# [Recorded data]
········

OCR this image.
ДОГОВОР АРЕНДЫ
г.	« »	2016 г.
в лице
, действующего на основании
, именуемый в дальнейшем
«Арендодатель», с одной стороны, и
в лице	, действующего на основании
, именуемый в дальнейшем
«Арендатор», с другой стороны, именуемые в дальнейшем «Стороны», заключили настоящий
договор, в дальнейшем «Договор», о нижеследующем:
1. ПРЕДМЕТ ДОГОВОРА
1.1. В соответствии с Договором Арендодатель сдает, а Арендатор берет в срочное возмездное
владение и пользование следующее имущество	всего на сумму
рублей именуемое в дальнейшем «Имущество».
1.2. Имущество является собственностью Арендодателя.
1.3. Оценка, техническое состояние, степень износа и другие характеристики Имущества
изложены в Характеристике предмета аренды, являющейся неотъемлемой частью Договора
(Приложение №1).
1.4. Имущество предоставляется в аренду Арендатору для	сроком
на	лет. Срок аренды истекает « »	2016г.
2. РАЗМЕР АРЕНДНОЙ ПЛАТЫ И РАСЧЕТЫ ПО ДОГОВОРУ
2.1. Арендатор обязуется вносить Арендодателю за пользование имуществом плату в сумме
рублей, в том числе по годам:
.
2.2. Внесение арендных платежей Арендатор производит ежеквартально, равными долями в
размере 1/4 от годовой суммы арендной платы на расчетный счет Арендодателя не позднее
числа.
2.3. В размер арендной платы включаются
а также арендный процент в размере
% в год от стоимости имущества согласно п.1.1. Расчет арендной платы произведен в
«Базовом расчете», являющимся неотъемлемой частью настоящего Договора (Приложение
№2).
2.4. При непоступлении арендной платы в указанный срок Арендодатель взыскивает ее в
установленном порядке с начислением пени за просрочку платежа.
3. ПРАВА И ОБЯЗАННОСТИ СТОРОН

········

Copy, from the material, each line that holds the string "пользование".

# [Answer to the task]
владение и пользование следующее имущество	всего на сумму
2.1. Арендатор обязуется вносить Арендодателю за пользование имуществом плату в сумме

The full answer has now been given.